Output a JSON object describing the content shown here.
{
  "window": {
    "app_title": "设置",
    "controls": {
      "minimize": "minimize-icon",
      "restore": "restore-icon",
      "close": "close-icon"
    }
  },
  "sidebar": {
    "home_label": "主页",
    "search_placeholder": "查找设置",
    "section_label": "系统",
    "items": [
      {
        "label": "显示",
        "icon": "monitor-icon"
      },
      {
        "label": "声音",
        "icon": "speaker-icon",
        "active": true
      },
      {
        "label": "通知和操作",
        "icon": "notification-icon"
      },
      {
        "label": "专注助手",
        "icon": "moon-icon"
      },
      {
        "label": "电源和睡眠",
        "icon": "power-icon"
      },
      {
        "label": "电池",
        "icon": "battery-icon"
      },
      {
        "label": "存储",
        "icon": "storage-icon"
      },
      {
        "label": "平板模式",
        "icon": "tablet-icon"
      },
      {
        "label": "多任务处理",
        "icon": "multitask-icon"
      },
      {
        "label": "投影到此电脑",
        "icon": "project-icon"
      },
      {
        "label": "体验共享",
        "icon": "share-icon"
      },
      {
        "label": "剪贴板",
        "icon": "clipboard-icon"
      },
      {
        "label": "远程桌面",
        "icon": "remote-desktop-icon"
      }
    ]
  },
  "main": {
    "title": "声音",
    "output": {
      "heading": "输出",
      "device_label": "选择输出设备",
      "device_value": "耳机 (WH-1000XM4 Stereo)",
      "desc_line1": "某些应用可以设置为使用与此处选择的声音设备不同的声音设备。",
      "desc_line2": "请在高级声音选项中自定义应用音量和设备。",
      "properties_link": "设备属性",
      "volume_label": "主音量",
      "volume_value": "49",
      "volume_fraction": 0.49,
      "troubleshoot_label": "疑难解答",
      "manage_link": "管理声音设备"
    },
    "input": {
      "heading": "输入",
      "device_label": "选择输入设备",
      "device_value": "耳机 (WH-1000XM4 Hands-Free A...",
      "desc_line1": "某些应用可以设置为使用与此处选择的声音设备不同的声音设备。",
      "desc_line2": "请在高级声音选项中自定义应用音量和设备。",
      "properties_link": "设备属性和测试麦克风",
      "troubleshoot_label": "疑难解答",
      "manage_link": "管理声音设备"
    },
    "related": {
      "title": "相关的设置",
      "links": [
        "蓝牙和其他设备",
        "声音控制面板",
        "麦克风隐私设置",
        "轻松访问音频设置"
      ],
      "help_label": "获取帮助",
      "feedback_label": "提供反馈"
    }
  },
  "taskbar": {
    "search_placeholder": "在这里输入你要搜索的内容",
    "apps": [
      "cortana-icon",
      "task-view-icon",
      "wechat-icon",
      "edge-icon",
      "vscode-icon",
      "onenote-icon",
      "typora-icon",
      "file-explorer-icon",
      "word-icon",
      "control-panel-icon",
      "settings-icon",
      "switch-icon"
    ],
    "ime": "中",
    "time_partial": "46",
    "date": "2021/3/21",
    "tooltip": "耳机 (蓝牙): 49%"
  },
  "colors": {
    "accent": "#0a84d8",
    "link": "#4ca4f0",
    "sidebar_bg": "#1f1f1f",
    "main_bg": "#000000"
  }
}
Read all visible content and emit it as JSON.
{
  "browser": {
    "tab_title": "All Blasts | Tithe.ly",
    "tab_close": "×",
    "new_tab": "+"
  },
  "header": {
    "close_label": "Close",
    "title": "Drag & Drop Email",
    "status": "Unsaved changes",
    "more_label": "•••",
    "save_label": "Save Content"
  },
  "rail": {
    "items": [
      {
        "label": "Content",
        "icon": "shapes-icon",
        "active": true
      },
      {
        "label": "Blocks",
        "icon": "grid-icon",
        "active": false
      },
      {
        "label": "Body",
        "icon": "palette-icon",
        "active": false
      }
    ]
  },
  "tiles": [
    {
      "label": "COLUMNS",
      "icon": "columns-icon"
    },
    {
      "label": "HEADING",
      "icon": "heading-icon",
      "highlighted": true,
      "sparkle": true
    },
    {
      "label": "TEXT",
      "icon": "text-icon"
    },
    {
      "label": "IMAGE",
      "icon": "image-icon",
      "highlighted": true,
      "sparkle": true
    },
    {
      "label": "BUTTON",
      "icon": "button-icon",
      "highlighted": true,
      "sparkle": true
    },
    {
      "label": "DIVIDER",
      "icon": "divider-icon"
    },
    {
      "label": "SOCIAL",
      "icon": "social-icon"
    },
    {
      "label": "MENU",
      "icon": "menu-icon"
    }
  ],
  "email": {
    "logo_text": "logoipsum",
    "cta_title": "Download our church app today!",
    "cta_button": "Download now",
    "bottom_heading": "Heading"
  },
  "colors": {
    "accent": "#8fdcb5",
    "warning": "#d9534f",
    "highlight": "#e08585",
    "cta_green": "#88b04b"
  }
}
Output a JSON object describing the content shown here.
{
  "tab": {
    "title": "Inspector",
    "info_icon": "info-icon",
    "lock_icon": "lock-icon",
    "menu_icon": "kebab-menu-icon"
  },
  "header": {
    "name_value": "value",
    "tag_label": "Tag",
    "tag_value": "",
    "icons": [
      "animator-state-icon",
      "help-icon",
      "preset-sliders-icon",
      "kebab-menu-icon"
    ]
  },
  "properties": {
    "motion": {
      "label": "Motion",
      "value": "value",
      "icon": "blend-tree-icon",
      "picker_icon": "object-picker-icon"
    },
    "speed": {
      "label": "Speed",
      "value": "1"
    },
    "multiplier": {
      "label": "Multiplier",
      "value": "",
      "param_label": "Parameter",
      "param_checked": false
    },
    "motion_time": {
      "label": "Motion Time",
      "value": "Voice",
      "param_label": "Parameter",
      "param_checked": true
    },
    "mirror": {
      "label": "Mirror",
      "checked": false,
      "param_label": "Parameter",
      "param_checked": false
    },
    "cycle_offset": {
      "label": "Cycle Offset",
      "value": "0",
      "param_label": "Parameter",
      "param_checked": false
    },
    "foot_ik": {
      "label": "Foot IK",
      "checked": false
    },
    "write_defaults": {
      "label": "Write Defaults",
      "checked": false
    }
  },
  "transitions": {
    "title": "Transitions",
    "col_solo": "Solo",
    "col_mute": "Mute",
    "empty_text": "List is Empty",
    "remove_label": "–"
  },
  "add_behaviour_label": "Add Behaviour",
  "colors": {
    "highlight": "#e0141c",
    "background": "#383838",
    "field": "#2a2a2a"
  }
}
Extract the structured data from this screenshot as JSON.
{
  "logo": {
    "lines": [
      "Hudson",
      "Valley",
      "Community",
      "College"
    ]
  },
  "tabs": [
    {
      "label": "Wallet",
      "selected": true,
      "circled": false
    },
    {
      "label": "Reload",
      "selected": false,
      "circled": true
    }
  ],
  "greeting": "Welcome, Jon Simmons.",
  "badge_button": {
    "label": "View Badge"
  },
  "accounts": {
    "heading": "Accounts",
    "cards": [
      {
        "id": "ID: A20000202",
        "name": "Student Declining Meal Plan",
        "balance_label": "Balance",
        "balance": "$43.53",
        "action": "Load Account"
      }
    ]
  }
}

* **TASK TO COMPLETE**
Report all lines of the material that contain the word "Download".

* **CORRECT RESULT**
    "cta_title": "Download our church app today!",
    "cta_button": "Download now",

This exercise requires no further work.